*GIVEN INSTRUCTION*
Verbatim output of all the material below is required.

*DATA FOR THE TASK*

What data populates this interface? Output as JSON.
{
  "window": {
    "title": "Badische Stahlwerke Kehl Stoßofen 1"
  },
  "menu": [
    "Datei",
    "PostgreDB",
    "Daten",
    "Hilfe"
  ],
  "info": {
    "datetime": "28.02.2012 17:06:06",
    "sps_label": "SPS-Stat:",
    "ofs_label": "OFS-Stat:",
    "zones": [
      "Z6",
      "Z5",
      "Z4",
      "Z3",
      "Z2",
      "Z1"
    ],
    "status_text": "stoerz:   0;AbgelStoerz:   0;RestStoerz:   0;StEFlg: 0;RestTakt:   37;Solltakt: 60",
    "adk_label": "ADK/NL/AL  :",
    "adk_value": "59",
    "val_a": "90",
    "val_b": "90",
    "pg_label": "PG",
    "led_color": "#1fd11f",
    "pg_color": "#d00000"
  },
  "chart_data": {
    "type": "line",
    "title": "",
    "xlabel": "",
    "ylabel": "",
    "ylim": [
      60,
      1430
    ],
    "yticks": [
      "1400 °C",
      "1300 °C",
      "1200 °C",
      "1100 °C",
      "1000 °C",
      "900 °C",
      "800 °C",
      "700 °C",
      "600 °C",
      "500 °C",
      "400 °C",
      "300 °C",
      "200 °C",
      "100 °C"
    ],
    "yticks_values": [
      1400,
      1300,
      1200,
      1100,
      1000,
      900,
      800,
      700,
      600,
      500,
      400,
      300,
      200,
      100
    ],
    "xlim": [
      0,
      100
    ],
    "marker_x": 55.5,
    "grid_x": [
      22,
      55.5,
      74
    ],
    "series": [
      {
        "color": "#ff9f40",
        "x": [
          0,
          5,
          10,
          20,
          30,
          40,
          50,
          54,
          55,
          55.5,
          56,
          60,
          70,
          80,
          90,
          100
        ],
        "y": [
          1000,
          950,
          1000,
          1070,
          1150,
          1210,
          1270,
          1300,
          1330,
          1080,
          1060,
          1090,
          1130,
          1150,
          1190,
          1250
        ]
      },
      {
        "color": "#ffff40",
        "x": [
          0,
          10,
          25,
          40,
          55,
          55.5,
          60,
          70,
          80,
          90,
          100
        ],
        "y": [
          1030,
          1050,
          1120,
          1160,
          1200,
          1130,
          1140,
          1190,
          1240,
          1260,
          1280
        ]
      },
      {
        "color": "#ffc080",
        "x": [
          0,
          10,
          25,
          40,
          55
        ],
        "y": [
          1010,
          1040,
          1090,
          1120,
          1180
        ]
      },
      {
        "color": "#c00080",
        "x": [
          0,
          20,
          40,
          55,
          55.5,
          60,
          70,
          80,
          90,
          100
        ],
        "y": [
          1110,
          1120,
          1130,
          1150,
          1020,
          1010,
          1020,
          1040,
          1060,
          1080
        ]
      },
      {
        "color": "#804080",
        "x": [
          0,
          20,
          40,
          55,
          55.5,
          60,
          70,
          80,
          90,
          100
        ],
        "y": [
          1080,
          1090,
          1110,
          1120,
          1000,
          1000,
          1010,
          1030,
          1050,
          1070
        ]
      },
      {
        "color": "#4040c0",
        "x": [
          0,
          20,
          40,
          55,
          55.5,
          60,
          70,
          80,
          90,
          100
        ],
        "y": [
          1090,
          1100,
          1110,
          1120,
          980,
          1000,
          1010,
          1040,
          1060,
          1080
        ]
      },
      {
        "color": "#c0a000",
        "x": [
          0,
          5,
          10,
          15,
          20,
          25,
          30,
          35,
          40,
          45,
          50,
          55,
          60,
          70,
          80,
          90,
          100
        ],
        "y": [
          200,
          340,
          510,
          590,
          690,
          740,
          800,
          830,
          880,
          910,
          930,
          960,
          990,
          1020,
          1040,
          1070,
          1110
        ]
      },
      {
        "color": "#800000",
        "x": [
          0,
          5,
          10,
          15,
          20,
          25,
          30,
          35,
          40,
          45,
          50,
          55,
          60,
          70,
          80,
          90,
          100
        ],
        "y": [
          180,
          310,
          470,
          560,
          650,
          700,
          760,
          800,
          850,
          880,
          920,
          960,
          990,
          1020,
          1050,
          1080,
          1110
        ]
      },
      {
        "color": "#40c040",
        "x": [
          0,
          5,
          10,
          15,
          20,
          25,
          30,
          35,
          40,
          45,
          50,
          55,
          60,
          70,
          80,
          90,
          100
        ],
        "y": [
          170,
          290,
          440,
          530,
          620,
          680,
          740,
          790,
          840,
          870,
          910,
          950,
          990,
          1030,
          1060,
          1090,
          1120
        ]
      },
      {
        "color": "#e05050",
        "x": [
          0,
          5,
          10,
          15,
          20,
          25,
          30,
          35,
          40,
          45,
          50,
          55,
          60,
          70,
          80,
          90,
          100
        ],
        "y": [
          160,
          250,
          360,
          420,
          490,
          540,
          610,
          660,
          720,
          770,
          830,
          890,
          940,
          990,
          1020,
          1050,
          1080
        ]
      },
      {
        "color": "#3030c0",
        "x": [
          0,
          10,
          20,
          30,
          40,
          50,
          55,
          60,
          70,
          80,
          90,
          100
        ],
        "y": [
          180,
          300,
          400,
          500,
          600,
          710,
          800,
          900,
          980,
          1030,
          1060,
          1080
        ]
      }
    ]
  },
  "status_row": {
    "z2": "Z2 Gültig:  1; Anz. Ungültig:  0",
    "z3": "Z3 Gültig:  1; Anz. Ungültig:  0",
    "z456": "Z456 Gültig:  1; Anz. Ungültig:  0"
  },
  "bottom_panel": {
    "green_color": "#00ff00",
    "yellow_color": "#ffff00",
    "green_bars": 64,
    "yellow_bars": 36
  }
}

*SOLUTION FOR THIS TASK*
What data populates this interface? Output as JSON.
{
  "window": {
    "title": "Badische Stahlwerke Kehl Stoßofen 1"
  },
  "menu": [
    "Datei",
    "PostgreDB",
    "Daten",
    "Hilfe"
  ],
  "info": {
    "datetime": "28.02.2012 17:06:06",
    "sps_label": "SPS-Stat:",
    "ofs_label": "OFS-Stat:",
    "zones": [
      "Z6",
      "Z5",
      "Z4",
      "Z3",
      "Z2",
      "Z1"
    ],
    "status_text": "stoerz:   0;AbgelStoerz:   0;RestStoerz:   0;StEFlg: 0;RestTakt:   37;Solltakt: 60",
    "adk_label": "ADK/NL/AL  :",
    "adk_value": "59",
    "val_a": "90",
    "val_b": "90",
    "pg_label": "PG",
    "led_color": "#1fd11f",
    "pg_color": "#d00000"
  },
  "chart_data": {
    "type": "line",
    "title": "",
    "xlabel": "",
    "ylabel": "",
    "ylim": [
      60,
      1430
    ],
    "yticks": [
      "1400 °C",
      "1300 °C",
      "1200 °C",
      "1100 °C",
      "1000 °C",
      "900 °C",
      "800 °C",
      "700 °C",
      "600 °C",
      "500 °C",
      "400 °C",
      "300 °C",
      "200 °C",
      "100 °C"
    ],
    "yticks_values": [
      1400,
      1300,
      1200,
      1100,
      1000,
      900,
      800,
      700,
      600,
      500,
      400,
      300,
      200,
      100
    ],
    "xlim": [
      0,
      100
    ],
    "marker_x": 55.5,
    "grid_x": [
      22,
      55.5,
      74
    ],
    "series": [
      {
        "color": "#ff9f40",
        "x": [
          0,
          5,
          10,
          20,
          30,
          40,
          50,
          54,
          55,
          55.5,
          56,
          60,
          70,
          80,
          90,
          100
        ],
        "y": [
          1000,
          950,
          1000,
          1070,
          1150,
          1210,
          1270,
          1300,
          1330,
          1080,
          1060,
          1090,
          1130,
          1150,
          1190,
          1250
        ]
      },
      {
        "color": "#ffff40",
        "x": [
          0,
          10,
          25,
          40,
          55,
          55.5,
          60,
          70,
          80,
          90,
          100
        ],
        "y": [
          1030,
          1050,
          1120,
          1160,
          1200,
          1130,
          1140,
          1190,
          1240,
          1260,
          1280
        ]
      },
      {
        "color": "#ffc080",
        "x": [
          0,
          10,
          25,
          40,
          55
        ],
        "y": [
          1010,
          1040,
          1090,
          1120,
          1180
        ]
      },
      {
        "color": "#c00080",
        "x": [
          0,
          20,
          40,
          55,
          55.5,
          60,
          70,
          80,
          90,
          100
        ],
        "y": [
          1110,
          1120,
          1130,
          1150,
          1020,
          1010,
          1020,
          1040,
          1060,
          1080
        ]
      },
      {
        "color": "#804080",
        "x": [
          0,
          20,
          40,
          55,
          55.5,
          60,
          70,
          80,
          90,
          100
        ],
        "y": [
          1080,
          1090,
          1110,
          1120,
          1000,
          1000,
          1010,
          1030,
          1050,
          1070
        ]
      },
      {
        "color": "#4040c0",
        "x": [
          0,
          20,
          40,
          55,
          55.5,
          60,
          70,
          80,
          90,
          100
        ],
        "y": [
          1090,
          1100,
          1110,
          1120,
          980,
          1000,
          1010,
          1040,
          1060,
          1080
        ]
      },
      {
        "color": "#c0a000",
        "x": [
          0,
          5,
          10,
          15,
          20,
          25,
          30,
          35,
          40,
          45,
          50,
          55,
          60,
          70,
          80,
          90,
          100
        ],
        "y": [
          200,
          340,
          510,
          590,
          690,
          740,
          800,
          830,
          880,
          910,
          930,
          960,
          990,
          1020,
          1040,
          1070,
          1110
        ]
      },
      {
        "color": "#800000",
        "x": [
          0,
          5,
          10,
          15,
          20,
          25,
          30,
          35,
          40,
          45,
          50,
          55,
          60,
          70,
          80,
          90,
          100
        ],
        "y": [
          180,
          310,
          470,
          560,
          650,
          700,
          760,
          800,
          850,
          880,
          920,
          960,
          990,
          1020,
          1050,
          1080,
          1110
        ]
      },
      {
        "color": "#40c040",
        "x": [
          0,
          5,
          10,
          15,
          20,
          25,
          30,
          35,
          40,
          45,
          50,
          55,
          60,
          70,
          80,
          90,
          100
        ],
        "y": [
          170,
          290,
          440,
          530,
          620,
          680,
          740,
          790,
          840,
          870,
          910,
          950,
          990,
          1030,
          1060,
          1090,
          1120
        ]
      },
      {
        "color": "#e05050",
        "x": [
          0,
          5,
          10,
          15,
          20,
          25,
          30,
          35,
          40,
          45,
          50,
          55,
          60,
          70,
          80,
          90,
          100
        ],
        "y": [
          160,
          250,
          360,
          420,
          490,
          540,
          610,
          660,
          720,
          770,
          830,
          890,
          940,
          990,
          1020,
          1050,
          1080
        ]
      },
      {
        "color": "#3030c0",
        "x": [
          0,
          10,
          20,
          30,
          40,
          50,
          55,
          60,
          70,
          80,
          90,
          100
        ],
        "y": [
          180,
          300,
          400,
          500,
          600,
          710,
          800,
          900,
          980,
          1030,
          1060,
          1080
        ]
      }
    ]
  },
  "status_row": {
    "z2": "Z2 Gültig:  1; Anz. Ungültig:  0",
    "z3": "Z3 Gültig:  1; Anz. Ungültig:  0",
    "z456": "Z456 Gültig:  1; Anz. Ungültig:  0"
  },
  "bottom_panel": {
    "green_color": "#00ff00",
    "yellow_color": "#ffff00",
    "green_bars": 64,
    "yellow_bars": 36
  }
}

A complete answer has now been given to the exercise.